**PROBLEM DESCRIPTION**
Working from the material below, print the lines from the line holding "Enumerate this screenshot's" through its final line, inclusive, exactly and with nothing else; pictures are excluded.
======
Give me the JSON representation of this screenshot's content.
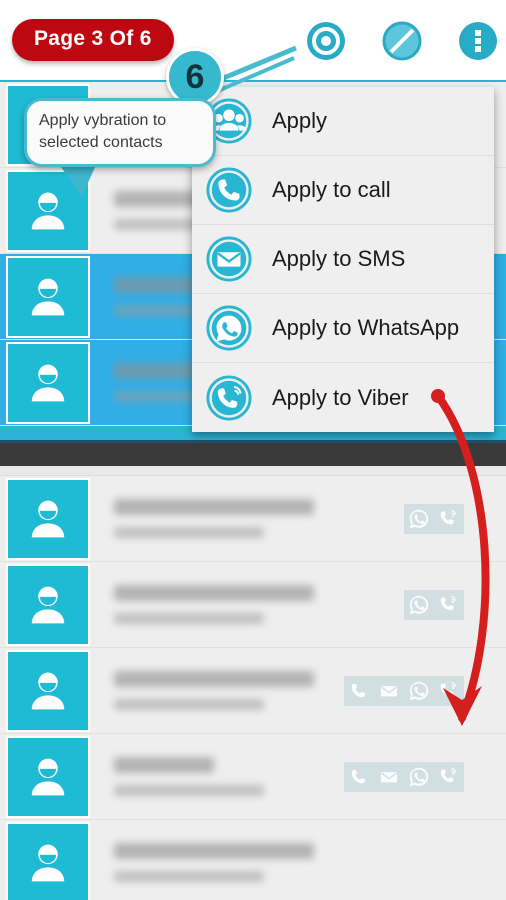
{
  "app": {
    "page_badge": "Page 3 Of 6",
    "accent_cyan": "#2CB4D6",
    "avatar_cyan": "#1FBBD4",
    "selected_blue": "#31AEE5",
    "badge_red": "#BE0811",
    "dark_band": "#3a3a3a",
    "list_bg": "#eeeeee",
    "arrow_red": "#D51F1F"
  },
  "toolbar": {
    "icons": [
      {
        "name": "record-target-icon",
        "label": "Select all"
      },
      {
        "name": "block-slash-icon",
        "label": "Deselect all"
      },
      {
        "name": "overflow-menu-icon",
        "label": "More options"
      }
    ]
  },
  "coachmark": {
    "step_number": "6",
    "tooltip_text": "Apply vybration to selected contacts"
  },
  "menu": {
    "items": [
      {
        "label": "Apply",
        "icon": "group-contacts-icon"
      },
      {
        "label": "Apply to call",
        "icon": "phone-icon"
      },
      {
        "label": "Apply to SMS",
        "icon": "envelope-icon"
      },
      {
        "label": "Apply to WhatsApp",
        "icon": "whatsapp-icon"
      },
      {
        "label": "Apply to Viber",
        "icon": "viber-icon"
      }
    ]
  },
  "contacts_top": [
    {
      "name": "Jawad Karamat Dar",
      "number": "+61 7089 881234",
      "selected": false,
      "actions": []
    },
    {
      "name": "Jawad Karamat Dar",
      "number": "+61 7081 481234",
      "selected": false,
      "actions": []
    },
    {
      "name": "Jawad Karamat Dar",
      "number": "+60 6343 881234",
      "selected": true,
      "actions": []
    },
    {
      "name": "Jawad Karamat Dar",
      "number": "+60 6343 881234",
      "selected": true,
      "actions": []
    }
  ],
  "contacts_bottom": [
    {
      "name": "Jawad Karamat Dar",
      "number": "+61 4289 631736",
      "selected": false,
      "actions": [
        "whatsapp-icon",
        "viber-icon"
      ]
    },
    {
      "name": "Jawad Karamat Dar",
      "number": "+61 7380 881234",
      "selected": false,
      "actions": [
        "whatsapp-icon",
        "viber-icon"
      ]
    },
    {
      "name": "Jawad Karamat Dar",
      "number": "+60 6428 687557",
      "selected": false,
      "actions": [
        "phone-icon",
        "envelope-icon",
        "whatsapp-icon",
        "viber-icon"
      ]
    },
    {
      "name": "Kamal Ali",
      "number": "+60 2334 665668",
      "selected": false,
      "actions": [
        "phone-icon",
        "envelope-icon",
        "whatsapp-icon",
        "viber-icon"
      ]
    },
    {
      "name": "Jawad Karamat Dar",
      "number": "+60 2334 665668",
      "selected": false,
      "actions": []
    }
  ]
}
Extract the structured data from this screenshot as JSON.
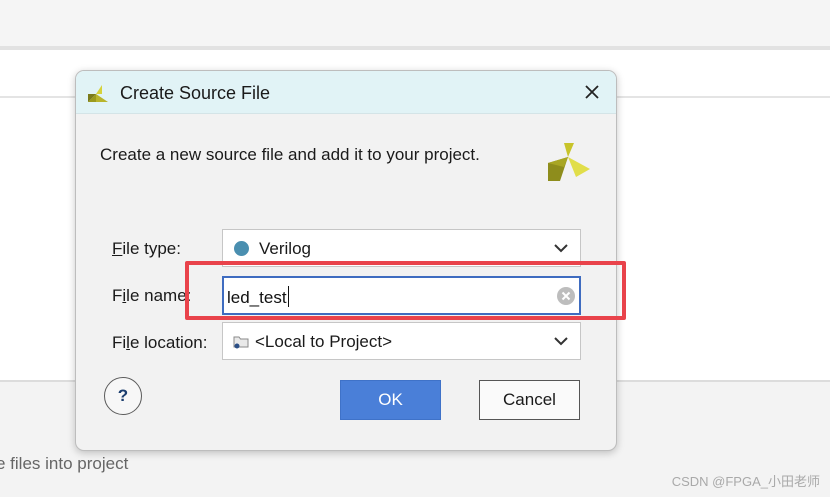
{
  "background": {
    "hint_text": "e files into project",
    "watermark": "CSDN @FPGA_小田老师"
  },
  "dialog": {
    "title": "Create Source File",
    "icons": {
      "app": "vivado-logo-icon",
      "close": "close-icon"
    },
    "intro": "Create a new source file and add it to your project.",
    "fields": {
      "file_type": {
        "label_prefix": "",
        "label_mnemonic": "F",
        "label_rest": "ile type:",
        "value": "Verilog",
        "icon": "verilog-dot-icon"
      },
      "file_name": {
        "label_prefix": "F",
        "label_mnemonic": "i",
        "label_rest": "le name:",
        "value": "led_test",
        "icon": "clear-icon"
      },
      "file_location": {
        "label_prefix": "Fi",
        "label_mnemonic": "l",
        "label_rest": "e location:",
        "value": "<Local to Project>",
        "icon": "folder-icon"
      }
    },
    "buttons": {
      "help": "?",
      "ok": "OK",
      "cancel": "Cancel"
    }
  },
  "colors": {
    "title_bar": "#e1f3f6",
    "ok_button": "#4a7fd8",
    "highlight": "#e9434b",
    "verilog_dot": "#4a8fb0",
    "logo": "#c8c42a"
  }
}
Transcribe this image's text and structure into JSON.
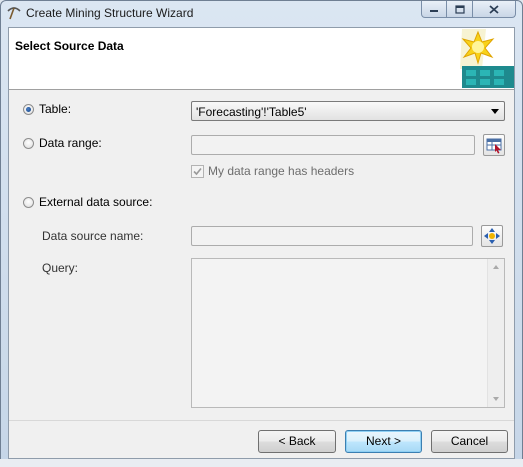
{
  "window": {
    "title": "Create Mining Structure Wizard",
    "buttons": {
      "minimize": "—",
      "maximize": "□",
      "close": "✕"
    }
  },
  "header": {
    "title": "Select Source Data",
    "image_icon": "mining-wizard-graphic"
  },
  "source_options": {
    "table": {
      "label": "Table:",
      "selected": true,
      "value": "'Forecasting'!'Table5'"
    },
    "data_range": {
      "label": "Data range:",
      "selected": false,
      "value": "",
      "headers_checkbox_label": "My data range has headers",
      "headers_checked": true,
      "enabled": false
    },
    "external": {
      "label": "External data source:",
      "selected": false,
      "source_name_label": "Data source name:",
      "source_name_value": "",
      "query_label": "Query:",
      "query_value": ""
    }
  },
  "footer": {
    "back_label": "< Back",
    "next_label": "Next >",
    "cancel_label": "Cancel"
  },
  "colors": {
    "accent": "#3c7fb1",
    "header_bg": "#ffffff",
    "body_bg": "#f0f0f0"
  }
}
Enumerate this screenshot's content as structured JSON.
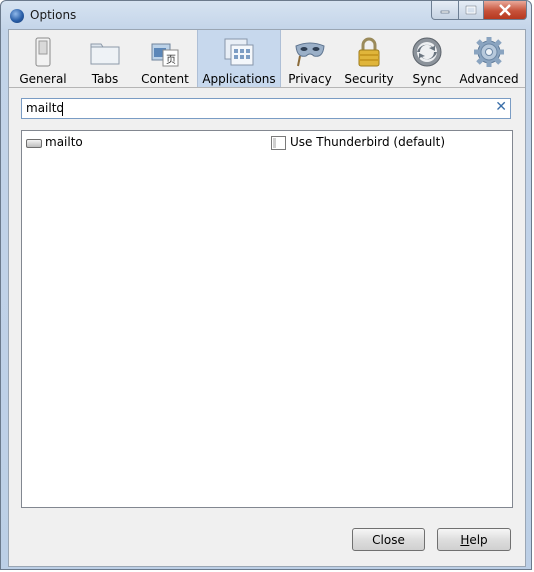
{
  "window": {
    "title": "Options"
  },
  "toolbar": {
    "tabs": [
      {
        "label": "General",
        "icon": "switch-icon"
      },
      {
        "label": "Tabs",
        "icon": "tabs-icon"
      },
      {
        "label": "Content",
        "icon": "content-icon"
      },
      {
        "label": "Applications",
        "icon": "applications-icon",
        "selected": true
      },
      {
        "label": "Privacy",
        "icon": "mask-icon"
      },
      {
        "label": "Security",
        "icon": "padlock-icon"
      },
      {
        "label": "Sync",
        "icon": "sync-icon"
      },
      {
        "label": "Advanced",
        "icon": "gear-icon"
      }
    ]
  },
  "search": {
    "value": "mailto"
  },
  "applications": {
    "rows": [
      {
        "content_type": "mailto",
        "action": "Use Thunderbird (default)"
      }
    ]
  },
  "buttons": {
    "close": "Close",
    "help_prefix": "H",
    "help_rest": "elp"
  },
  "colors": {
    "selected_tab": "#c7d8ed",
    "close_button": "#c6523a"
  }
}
======
**ANSWER TO THE EXERCISE**
Enumerate this screenshot's content as structured JSON.
{
  "window": {
    "title": "Options"
  },
  "toolbar": {
    "tabs": [
      {
        "label": "General",
        "icon": "switch-icon"
      },
      {
        "label": "Tabs",
        "icon": "tabs-icon"
      },
      {
        "label": "Content",
        "icon": "content-icon"
      },
      {
        "label": "Applications",
        "icon": "applications-icon",
        "selected": true
      },
      {
        "label": "Privacy",
        "icon": "mask-icon"
      },
      {
        "label": "Security",
        "icon": "padlock-icon"
      },
      {
        "label": "Sync",
        "icon": "sync-icon"
      },
      {
        "label": "Advanced",
        "icon": "gear-icon"
      }
    ]
  },
  "search": {
    "value": "mailto"
  },
  "applications": {
    "rows": [
      {
        "content_type": "mailto",
        "action": "Use Thunderbird (default)"
      }
    ]
  },
  "buttons": {
    "close": "Close",
    "help_prefix": "H",
    "help_rest": "elp"
  },
  "colors": {
    "selected_tab": "#c7d8ed",
    "close_button": "#c6523a"
  }
}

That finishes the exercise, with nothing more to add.